— Start —

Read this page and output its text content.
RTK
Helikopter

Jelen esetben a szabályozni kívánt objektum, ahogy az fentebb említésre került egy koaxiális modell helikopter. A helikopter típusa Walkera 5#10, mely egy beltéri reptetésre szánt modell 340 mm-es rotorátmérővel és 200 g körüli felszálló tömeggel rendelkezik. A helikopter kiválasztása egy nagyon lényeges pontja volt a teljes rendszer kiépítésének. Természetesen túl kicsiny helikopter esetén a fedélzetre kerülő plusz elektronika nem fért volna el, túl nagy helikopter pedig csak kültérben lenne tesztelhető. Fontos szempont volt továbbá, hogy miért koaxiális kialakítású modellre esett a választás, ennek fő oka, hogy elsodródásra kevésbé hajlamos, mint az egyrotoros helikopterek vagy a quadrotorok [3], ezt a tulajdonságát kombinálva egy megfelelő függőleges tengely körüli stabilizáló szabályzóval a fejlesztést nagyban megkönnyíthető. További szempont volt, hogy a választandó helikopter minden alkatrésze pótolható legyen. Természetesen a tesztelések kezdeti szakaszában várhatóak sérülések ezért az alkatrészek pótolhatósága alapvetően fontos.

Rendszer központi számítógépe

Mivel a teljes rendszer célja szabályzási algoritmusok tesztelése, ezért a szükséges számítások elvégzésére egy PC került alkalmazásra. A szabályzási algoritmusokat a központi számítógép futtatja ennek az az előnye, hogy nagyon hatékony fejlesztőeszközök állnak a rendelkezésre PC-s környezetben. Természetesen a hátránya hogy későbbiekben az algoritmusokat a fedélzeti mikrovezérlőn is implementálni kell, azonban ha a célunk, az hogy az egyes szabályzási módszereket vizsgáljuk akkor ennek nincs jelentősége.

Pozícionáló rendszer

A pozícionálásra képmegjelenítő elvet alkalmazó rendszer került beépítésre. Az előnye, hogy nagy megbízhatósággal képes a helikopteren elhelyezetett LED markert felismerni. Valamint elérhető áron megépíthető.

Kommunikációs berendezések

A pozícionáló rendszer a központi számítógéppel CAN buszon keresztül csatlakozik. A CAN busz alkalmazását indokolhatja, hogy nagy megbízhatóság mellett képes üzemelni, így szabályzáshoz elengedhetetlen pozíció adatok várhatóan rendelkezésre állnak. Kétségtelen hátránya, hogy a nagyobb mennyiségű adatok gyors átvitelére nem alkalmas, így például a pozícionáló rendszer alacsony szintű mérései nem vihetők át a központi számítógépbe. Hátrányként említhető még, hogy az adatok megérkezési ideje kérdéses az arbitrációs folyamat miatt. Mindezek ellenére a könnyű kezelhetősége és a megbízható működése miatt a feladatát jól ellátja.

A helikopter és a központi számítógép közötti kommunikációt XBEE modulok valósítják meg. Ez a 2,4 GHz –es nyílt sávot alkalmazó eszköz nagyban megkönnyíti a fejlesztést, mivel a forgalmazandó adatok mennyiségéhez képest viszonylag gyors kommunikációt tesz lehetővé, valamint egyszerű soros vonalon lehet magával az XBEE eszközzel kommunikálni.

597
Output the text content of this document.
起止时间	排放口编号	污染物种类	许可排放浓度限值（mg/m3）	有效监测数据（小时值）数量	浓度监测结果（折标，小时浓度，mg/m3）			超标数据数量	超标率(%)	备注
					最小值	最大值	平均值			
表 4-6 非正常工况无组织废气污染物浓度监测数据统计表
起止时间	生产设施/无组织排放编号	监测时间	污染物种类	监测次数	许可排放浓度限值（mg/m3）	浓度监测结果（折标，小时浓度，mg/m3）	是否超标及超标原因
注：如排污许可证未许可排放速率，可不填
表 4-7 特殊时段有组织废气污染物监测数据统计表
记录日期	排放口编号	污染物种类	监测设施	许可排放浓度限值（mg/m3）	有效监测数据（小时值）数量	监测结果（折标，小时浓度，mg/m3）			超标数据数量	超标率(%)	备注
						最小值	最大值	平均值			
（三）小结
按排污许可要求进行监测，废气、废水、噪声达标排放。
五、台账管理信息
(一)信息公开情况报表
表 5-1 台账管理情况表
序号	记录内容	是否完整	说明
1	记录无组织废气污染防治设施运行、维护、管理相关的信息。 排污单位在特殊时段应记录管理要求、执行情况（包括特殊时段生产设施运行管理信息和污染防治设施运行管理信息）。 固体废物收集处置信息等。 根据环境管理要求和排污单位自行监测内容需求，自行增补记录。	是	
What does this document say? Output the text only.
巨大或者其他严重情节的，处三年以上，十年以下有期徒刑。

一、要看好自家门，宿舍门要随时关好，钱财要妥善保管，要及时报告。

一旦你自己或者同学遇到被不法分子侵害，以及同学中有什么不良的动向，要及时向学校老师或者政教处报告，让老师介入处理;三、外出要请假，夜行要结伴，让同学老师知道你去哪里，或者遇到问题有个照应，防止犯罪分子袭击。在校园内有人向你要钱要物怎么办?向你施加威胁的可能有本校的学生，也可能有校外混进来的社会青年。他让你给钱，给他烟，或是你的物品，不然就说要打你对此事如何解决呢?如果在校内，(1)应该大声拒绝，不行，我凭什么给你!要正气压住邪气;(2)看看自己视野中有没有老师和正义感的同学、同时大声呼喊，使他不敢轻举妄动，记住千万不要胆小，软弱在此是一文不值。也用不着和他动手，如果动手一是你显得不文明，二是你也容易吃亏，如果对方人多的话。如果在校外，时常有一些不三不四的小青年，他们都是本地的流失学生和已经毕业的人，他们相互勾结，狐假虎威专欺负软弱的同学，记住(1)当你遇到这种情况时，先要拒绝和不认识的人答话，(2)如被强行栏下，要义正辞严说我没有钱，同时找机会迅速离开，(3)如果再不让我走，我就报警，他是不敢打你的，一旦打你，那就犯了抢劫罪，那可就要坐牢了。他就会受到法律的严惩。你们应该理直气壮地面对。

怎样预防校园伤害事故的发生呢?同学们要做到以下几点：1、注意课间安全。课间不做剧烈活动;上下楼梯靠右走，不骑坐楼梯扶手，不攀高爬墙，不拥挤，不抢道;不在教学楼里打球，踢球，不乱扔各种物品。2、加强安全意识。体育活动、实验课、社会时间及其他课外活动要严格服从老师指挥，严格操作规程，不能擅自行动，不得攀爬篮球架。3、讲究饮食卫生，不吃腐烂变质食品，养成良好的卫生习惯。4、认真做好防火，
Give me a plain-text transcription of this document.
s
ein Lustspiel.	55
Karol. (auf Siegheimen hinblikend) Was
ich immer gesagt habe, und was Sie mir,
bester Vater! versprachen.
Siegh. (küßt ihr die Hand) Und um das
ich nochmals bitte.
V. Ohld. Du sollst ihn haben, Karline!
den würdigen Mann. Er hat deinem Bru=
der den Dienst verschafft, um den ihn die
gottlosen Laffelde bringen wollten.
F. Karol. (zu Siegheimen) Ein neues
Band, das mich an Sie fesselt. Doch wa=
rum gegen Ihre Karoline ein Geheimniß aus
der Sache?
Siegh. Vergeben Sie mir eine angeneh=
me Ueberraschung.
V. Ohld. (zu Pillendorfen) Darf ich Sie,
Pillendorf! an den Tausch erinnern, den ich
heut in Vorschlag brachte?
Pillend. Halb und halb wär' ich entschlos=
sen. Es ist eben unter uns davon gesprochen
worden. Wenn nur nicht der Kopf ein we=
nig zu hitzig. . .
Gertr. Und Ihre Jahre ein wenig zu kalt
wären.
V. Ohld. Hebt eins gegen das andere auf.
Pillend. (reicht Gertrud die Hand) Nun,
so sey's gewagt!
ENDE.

— End —

- [YOUR INSTRUCTIONS]
Each line in the material above must be retyped without alteration.

- [THE COMPLETED TASK]
Read this page and output its text content.
RTK
Helikopter

Jelen esetben a szabályozni kívánt objektum, ahogy az fentebb említésre került egy koaxiális modell helikopter. A helikopter típusa Walkera 5#10, mely egy beltéri reptetésre szánt modell 340 mm-es rotorátmérővel és 200 g körüli felszálló tömeggel rendelkezik. A helikopter kiválasztása egy nagyon lényeges pontja volt a teljes rendszer kiépítésének. Természetesen túl kicsiny helikopter esetén a fedélzetre kerülő plusz elektronika nem fért volna el, túl nagy helikopter pedig csak kültérben lenne tesztelhető. Fontos szempont volt továbbá, hogy miért koaxiális kialakítású modellre esett a választás, ennek fő oka, hogy elsodródásra kevésbé hajlamos, mint az egyrotoros helikopterek vagy a quadrotorok [3], ezt a tulajdonságát kombinálva egy megfelelő függőleges tengely körüli stabilizáló szabályzóval a fejlesztést nagyban megkönnyíthető. További szempont volt, hogy a választandó helikopter minden alkatrésze pótolható legyen. Természetesen a tesztelések kezdeti szakaszában várhatóak sérülések ezért az alkatrészek pótolhatósága alapvetően fontos.

Rendszer központi számítógépe

Mivel a teljes rendszer célja szabályzási algoritmusok tesztelése, ezért a szükséges számítások elvégzésére egy PC került alkalmazásra. A szabályzási algoritmusokat a központi számítógép futtatja ennek az az előnye, hogy nagyon hatékony fejlesztőeszközök állnak a rendelkezésre PC-s környezetben. Természetesen a hátránya hogy későbbiekben az algoritmusokat a fedélzeti mikrovezérlőn is implementálni kell, azonban ha a célunk, az hogy az egyes szabályzási módszereket vizsgáljuk akkor ennek nincs jelentősége.

Pozícionáló rendszer

A pozícionálásra képmegjelenítő elvet alkalmazó rendszer került beépítésre. Az előnye, hogy nagy megbízhatósággal képes a helikopteren elhelyezetett LED markert felismerni. Valamint elérhető áron megépíthető.

Kommunikációs berendezések

A pozícionáló rendszer a központi számítógéppel CAN buszon keresztül csatlakozik. A CAN busz alkalmazását indokolhatja, hogy nagy megbízhatóság mellett képes üzemelni, így szabályzáshoz elengedhetetlen pozíció adatok várhatóan rendelkezésre állnak. Kétségtelen hátránya, hogy a nagyobb mennyiségű adatok gyors átvitelére nem alkalmas, így például a pozícionáló rendszer alacsony szintű mérései nem vihetők át a központi számítógépbe. Hátrányként említhető még, hogy az adatok megérkezési ideje kérdéses az arbitrációs folyamat miatt. Mindezek ellenére a könnyű kezelhetősége és a megbízható működése miatt a feladatát jól ellátja.

A helikopter és a központi számítógép közötti kommunikációt XBEE modulok valósítják meg. Ez a 2,4 GHz –es nyílt sávot alkalmazó eszköz nagyban megkönnyíti a fejlesztést, mivel a forgalmazandó adatok mennyiségéhez képest viszonylag gyors kommunikációt tesz lehetővé, valamint egyszerű soros vonalon lehet magával az XBEE eszközzel kommunikálni.

597
Output the text content of this document.
起止时间	排放口编号	污染物种类	许可排放浓度限值（mg/m3）	有效监测数据（小时值）数量	浓度监测结果（折标，小时浓度，mg/m3）			超标数据数量	超标率(%)	备注
					最小值	最大值	平均值			
表 4-6 非正常工况无组织废气污染物浓度监测数据统计表
起止时间	生产设施/无组织排放编号	监测时间	污染物种类	监测次数	许可排放浓度限值（mg/m3）	浓度监测结果（折标，小时浓度，mg/m3）	是否超标及超标原因
注：如排污许可证未许可排放速率，可不填
表 4-7 特殊时段有组织废气污染物监测数据统计表
记录日期	排放口编号	污染物种类	监测设施	许可排放浓度限值（mg/m3）	有效监测数据（小时值）数量	监测结果（折标，小时浓度，mg/m3）			超标数据数量	超标率(%)	备注
						最小值	最大值	平均值			
（三）小结
按排污许可要求进行监测，废气、废水、噪声达标排放。
五、台账管理信息
(一)信息公开情况报表
表 5-1 台账管理情况表
序号	记录内容	是否完整	说明
1	记录无组织废气污染防治设施运行、维护、管理相关的信息。 排污单位在特殊时段应记录管理要求、执行情况（包括特殊时段生产设施运行管理信息和污染防治设施运行管理信息）。 固体废物收集处置信息等。 根据环境管理要求和排污单位自行监测内容需求，自行增补记录。	是	
What does this document say? Output the text only.
巨大或者其他严重情节的，处三年以上，十年以下有期徒刑。

一、要看好自家门，宿舍门要随时关好，钱财要妥善保管，要及时报告。

一旦你自己或者同学遇到被不法分子侵害，以及同学中有什么不良的动向，要及时向学校老师或者政教处报告，让老师介入处理;三、外出要请假，夜行要结伴，让同学老师知道你去哪里，或者遇到问题有个照应，防止犯罪分子袭击。在校园内有人向你要钱要物怎么办?向你施加威胁的可能有本校的学生，也可能有校外混进来的社会青年。他让你给钱，给他烟，或是你的物品，不然就说要打你对此事如何解决呢?如果在校内，(1)应该大声拒绝，不行，我凭什么给你!要正气压住邪气;(2)看看自己视野中有没有老师和正义感的同学、同时大声呼喊，使他不敢轻举妄动，记住千万不要胆小，软弱在此是一文不值。也用不着和他动手，如果动手一是你显得不文明，二是你也容易吃亏，如果对方人多的话。如果在校外，时常有一些不三不四的小青年，他们都是本地的流失学生和已经毕业的人，他们相互勾结，狐假虎威专欺负软弱的同学，记住(1)当你遇到这种情况时，先要拒绝和不认识的人答话，(2)如被强行栏下，要义正辞严说我没有钱，同时找机会迅速离开，(3)如果再不让我走，我就报警，他是不敢打你的，一旦打你，那就犯了抢劫罪，那可就要坐牢了。他就会受到法律的严惩。你们应该理直气壮地面对。

怎样预防校园伤害事故的发生呢?同学们要做到以下几点：1、注意课间安全。课间不做剧烈活动;上下楼梯靠右走，不骑坐楼梯扶手，不攀高爬墙，不拥挤，不抢道;不在教学楼里打球，踢球，不乱扔各种物品。2、加强安全意识。体育活动、实验课、社会时间及其他课外活动要严格服从老师指挥，严格操作规程，不能擅自行动，不得攀爬篮球架。3、讲究饮食卫生，不吃腐烂变质食品，养成良好的卫生习惯。4、认真做好防火，
Give me a plain-text transcription of this document.
s
ein Lustspiel.	55
Karol. (auf Siegheimen hinblikend) Was
ich immer gesagt habe, und was Sie mir,
bester Vater! versprachen.
Siegh. (küßt ihr die Hand) Und um das
ich nochmals bitte.
V. Ohld. Du sollst ihn haben, Karline!
den würdigen Mann. Er hat deinem Bru=
der den Dienst verschafft, um den ihn die
gottlosen Laffelde bringen wollten.
F. Karol. (zu Siegheimen) Ein neues
Band, das mich an Sie fesselt. Doch wa=
rum gegen Ihre Karoline ein Geheimniß aus
der Sache?
Siegh. Vergeben Sie mir eine angeneh=
me Ueberraschung.
V. Ohld. (zu Pillendorfen) Darf ich Sie,
Pillendorf! an den Tausch erinnern, den ich
heut in Vorschlag brachte?
Pillend. Halb und halb wär' ich entschlos=
sen. Es ist eben unter uns davon gesprochen
worden. Wenn nur nicht der Kopf ein we=
nig zu hitzig. . .
Gertr. Und Ihre Jahre ein wenig zu kalt
wären.
V. Ohld. Hebt eins gegen das andere auf.
Pillend. (reicht Gertrud die Hand) Nun,
so sey's gewagt!
ENDE.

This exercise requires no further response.